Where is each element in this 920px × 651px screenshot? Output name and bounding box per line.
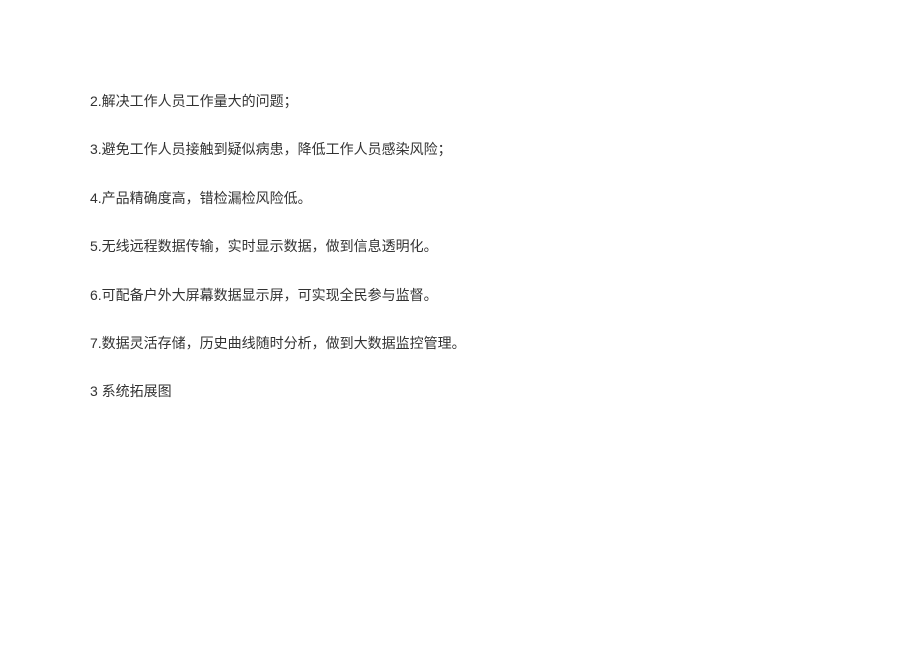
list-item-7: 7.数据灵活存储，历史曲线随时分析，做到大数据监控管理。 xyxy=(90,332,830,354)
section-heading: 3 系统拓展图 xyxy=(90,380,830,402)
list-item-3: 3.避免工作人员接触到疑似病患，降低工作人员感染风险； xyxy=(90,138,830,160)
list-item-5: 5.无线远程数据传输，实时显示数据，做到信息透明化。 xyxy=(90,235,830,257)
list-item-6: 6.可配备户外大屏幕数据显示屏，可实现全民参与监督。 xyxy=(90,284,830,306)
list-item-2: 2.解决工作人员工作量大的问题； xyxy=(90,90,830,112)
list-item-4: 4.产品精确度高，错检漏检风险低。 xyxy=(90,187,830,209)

__Work instructions__: Pull out each line of the entries above that contains the string "item", matching case exactly.

__Task response__:
list-item-7: 7.数据灵活存储，历史曲线随时分析，做到大数据监控管理。 xyxy=(90,332,830,354)
list-item-3: 3.避免工作人员接触到疑似病患，降低工作人员感染风险； xyxy=(90,138,830,160)
list-item-5: 5.无线远程数据传输，实时显示数据，做到信息透明化。 xyxy=(90,235,830,257)
list-item-6: 6.可配备户外大屏幕数据显示屏，可实现全民参与监督。 xyxy=(90,284,830,306)
list-item-2: 2.解决工作人员工作量大的问题； xyxy=(90,90,830,112)
list-item-4: 4.产品精确度高，错检漏检风险低。 xyxy=(90,187,830,209)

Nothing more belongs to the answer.